» **Short exercise**: Omit the pictures, then reproduce every remaining record exactly.
## start Records supplied
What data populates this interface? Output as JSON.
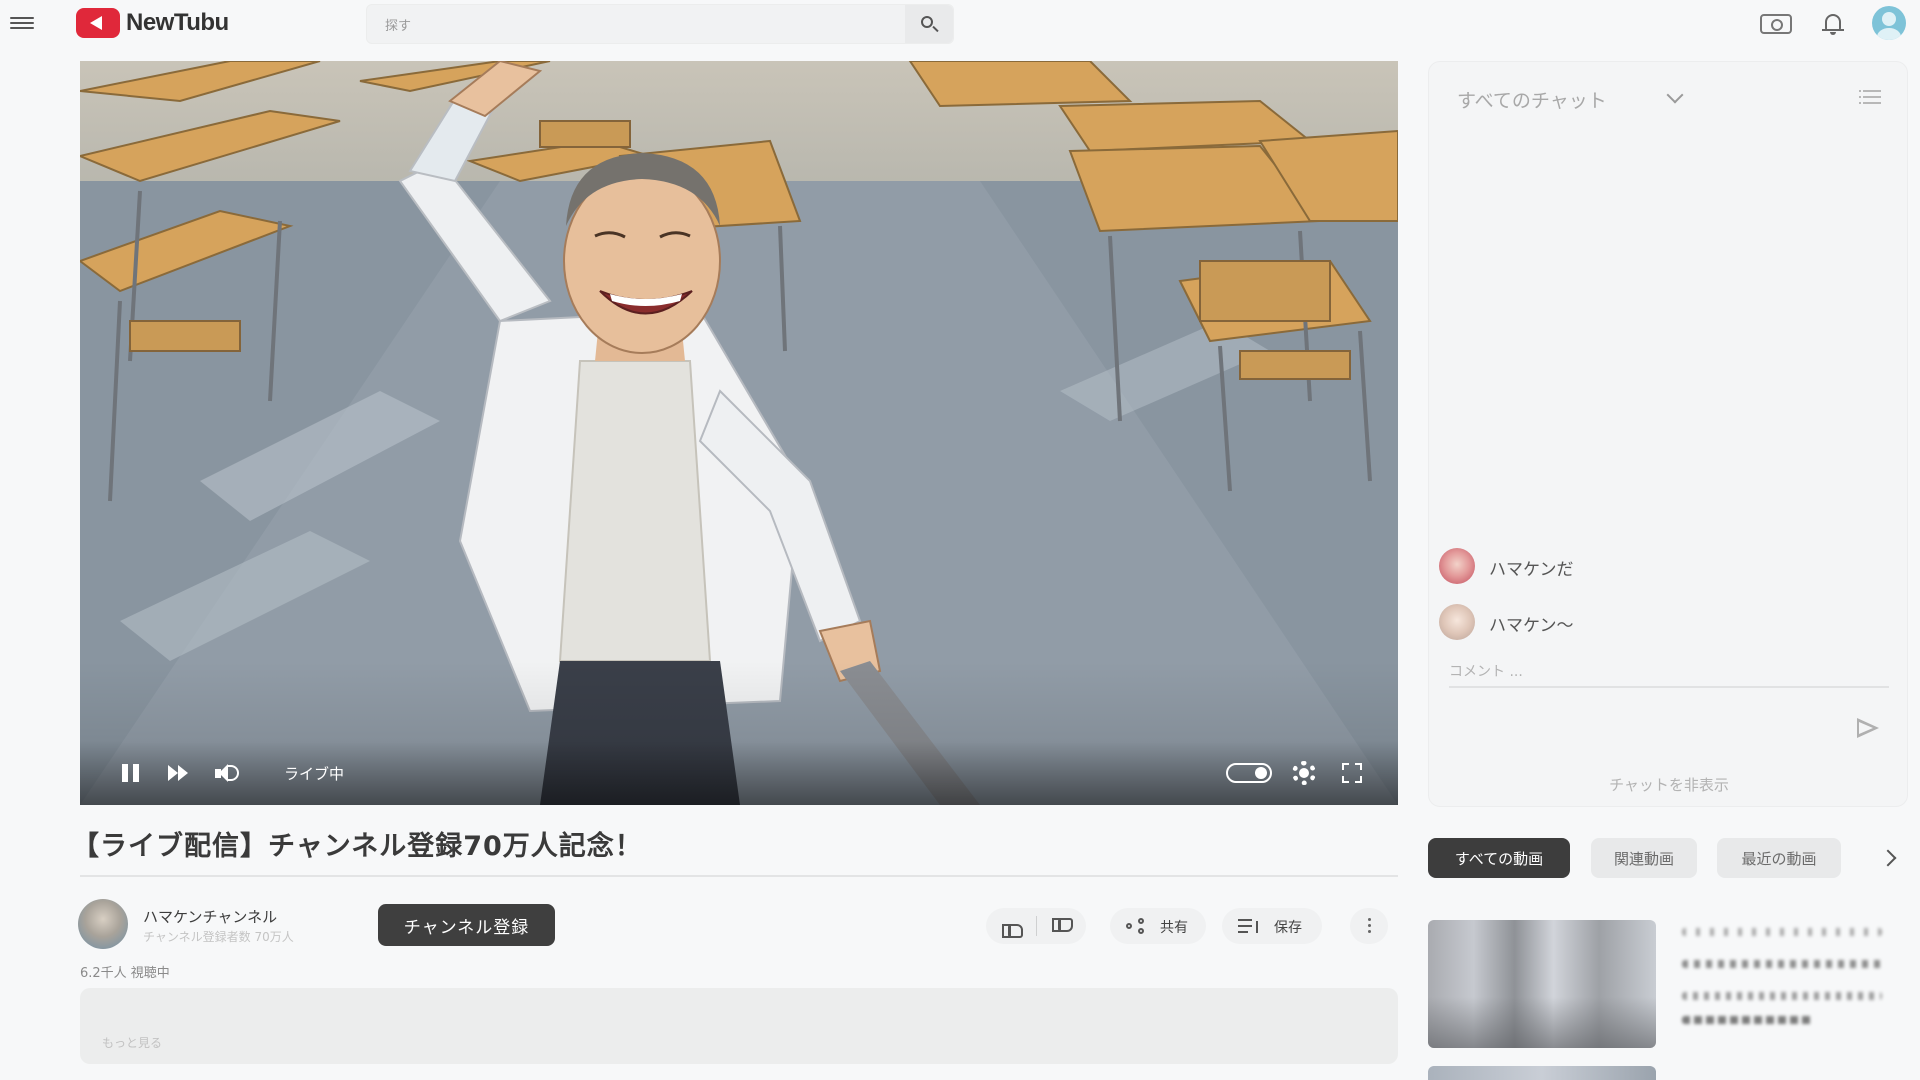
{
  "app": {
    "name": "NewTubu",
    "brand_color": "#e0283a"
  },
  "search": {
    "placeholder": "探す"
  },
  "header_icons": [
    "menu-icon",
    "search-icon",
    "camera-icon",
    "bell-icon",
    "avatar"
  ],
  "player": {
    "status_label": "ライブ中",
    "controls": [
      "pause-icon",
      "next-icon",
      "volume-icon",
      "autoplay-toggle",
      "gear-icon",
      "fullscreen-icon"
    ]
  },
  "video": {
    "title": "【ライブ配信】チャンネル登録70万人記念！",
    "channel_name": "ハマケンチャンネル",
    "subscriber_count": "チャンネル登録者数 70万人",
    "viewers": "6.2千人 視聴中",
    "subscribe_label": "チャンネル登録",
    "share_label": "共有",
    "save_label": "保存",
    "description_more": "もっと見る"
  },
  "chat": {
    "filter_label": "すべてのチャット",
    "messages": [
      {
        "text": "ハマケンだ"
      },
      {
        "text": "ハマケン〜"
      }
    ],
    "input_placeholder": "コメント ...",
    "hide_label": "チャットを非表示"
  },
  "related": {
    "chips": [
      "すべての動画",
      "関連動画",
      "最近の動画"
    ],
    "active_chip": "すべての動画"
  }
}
## end Records supplied
» **Solution to the problem**:
What data populates this interface? Output as JSON.
{
  "app": {
    "name": "NewTubu",
    "brand_color": "#e0283a"
  },
  "search": {
    "placeholder": "探す"
  },
  "header_icons": [
    "menu-icon",
    "search-icon",
    "camera-icon",
    "bell-icon",
    "avatar"
  ],
  "player": {
    "status_label": "ライブ中",
    "controls": [
      "pause-icon",
      "next-icon",
      "volume-icon",
      "autoplay-toggle",
      "gear-icon",
      "fullscreen-icon"
    ]
  },
  "video": {
    "title": "【ライブ配信】チャンネル登録70万人記念！",
    "channel_name": "ハマケンチャンネル",
    "subscriber_count": "チャンネル登録者数 70万人",
    "viewers": "6.2千人 視聴中",
    "subscribe_label": "チャンネル登録",
    "share_label": "共有",
    "save_label": "保存",
    "description_more": "もっと見る"
  },
  "chat": {
    "filter_label": "すべてのチャット",
    "messages": [
      {
        "text": "ハマケンだ"
      },
      {
        "text": "ハマケン〜"
      }
    ],
    "input_placeholder": "コメント ...",
    "hide_label": "チャットを非表示"
  },
  "related": {
    "chips": [
      "すべての動画",
      "関連動画",
      "最近の動画"
    ],
    "active_chip": "すべての動画"
  }
}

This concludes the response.